Butterworth/Chebyshev analog-style filters.
Noise Removal and Repair
Two-step FFT removal of constant noise from a profile.
Remove clicks/pops, especially from vinyl.
Interpolate clipped/flat-topped waveform peaks.
Attenuate or gate audio below a threshold.
Interpolate over a very short (≤128-sample) glitch.
Delay and Reverb
Room/hall ambience: size, pre-delay, reverberance, damping, tone, wet/dry.
Simple repeating echo, softer each repeat.
Configurable echo/delay with regular or bouncing types.
Distortion and Modulation
Non-linear waveform shaping (overdrive/clipping/rectifier).
Sweeping comb-filter from phase-shifted signal + LFO.
LFO-driven moving bandpass "wah" sweep.
Periodic amplitude (volume) modulation.
Impose one signal’s spectral envelope onto a carrier.
Special
Detect and shorten or compress silences.
Play the selection back to front.
Polarity-invert (flip) the waveform.
Repeat the selection N times.
Spectral Tools
Delete a frequency band over a time region.
Combined notch/parametric spectral editing.
Boost/cut a spectral-selected band.
Low/high shelf within a spectral selection.
Legacy & Vocal
Remove or isolate center-panned vocals (L−R).
The pre-3.4 compressor.
The pre-3.4 hard/soft limiter.
Beyond the built-ins, the Generate menu synthesizes audio (Chirp, DTMF Tones, Noise, Silence, Tone, Pluck, Rhythm Track, Risset Drum), and the Analyze menu measures it (Plot Spectrum, Contrast, Find Clipping, Beat Finder, Label Sounds, Measure RMS) — all expandable in the menu list above.
Plugin formats: Audacity also loads external VST3 / VST, Audio Unit (macOS), LV2, LADSPA, Nyquist, and Vamp(analysis-only) plug-ins — the one capability no browser tool can match, since browsers can't host native audio plugins.
Frequently asked questions
Is there an online version of Audacity?
No — Audacity has no official browser version; it’s a desktop app for Windows, macOS, and Linux. The closest online equivalent is the Notevibes Online Audio Editor, which records, trims, merges, and mixes multi-track audio and applies the same kinds of effects, all in a browser.
Can Notevibes do everything Audacity does?
For everyday editing, yes — recording, trimming, merging, multi-track mixing with per-track pan and volume automation, noise reduction, de-click, normalize, pitch, tempo, EQ, reverb, fades, vocal removal, a manual compressor, auto-ducking, spectral editing, and applying any effect to just a selection all have an equivalent now. On top of that, editing is fully non-destructive (remove or re-tweak any effect later) and projects save and reopen in the browser. Audacity’s one remaining lead is narrow: loading a specific third-party processor you already own (browsers can’t host native plugins) and deeper, harmonic-level spectral repair. The everyday jobs people use plugins for — compression, EQ, reverb, de-noise — are built in here.

(Document layout analysis data)
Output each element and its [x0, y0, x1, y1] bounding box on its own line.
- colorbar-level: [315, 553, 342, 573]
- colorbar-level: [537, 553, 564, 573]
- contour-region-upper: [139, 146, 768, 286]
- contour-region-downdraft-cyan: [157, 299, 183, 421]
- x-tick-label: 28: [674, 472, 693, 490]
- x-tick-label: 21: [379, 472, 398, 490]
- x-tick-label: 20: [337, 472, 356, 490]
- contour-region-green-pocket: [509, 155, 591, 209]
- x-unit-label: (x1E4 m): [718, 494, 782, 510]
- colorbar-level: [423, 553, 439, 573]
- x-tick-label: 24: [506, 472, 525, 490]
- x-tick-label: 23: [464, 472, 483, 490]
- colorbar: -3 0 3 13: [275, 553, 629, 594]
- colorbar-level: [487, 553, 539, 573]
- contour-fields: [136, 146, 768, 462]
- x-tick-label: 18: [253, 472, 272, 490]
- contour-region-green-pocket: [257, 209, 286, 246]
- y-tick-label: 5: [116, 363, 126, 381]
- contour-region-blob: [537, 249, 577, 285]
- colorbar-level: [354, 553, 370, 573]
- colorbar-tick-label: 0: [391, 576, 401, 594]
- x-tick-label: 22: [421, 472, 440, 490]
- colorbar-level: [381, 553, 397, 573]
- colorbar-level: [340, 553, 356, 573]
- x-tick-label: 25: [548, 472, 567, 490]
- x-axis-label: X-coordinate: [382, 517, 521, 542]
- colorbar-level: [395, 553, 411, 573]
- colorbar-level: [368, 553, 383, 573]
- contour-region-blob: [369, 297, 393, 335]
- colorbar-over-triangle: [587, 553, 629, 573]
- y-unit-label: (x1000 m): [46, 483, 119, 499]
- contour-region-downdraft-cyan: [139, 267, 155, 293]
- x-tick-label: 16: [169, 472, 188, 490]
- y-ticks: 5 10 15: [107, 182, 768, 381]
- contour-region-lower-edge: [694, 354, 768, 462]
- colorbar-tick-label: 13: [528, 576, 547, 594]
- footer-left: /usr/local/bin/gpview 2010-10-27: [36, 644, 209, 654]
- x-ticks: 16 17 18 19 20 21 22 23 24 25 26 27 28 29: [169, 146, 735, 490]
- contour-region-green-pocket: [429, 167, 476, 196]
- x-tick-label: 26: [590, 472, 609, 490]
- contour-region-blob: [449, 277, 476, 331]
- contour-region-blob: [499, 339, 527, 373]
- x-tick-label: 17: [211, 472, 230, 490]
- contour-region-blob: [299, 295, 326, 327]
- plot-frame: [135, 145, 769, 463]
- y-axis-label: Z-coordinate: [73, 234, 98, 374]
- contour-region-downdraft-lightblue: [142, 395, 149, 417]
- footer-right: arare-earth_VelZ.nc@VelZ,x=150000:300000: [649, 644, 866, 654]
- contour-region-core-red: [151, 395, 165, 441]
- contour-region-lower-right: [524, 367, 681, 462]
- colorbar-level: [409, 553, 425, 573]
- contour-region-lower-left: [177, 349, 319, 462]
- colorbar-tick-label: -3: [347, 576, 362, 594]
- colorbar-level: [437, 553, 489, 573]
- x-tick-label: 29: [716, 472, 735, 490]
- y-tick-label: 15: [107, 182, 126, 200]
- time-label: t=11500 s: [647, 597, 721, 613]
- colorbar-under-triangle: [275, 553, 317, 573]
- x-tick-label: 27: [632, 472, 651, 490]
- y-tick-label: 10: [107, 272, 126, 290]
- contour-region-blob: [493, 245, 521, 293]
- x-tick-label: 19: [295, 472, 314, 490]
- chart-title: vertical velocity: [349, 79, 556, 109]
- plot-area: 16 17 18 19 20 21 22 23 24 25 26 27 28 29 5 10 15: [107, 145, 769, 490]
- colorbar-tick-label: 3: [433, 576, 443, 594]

*Check your understanding:*
(a) Answer these questions from the text about Audacity and Notevibes:
(i) At most, how many samples long is the glitch that one repair effect interpolates over?
(ii) Which plug-in format does Audacity load for analysis only?
(iii) On which operating systems does the Audacity desktop app run?
(b) Please write what comes next in the text about Audacity and Notevibes, starting after its final sentence.

*Expected responses:*
(a)
(i) 128 samples.
(ii) Vamp.
(iii) Windows, macOS, and Linux.

(b)
Does Notevibes have noise reduction like Audacity?
Yes — the same FFT spectral-subtraction approach, but it auto-detects the noise profile (no manual noise sample) and exposes Light/Standard/Aggressive instead of a parameter dialog.
Is Audacity free, and is Notevibes free too?
Audacity is completely free and open-source with no limits. Notevibes offers a large set of free browser audio tools with no sign-up, plus paid plans for AI text-to-speech and higher-volume features.
Was Audacity really called spyware?
In 2021, just after Muse Group acquired it, a revised privacy policy mentioning analytics and data sharing led some outlets to call it “possible spyware.” Muse Group apologized, revised the policy, and dropped the telemetry plan before shipping. The app remains open-source and is widely considered safe.
Final verdict
Audacity earned its place: a powerful, free, open-source editor that, with time invested, rivals paid DAWs — and for plugin chains, real compression, spectral repair, and deep offline production it’s still the one to beat. But that’s a specific kind of user. For the far more common jobs — trim this, clean that up, change the pitch, convert the format, generate a voiceover — the download, the dated interface, and the learning curve are pure overhead.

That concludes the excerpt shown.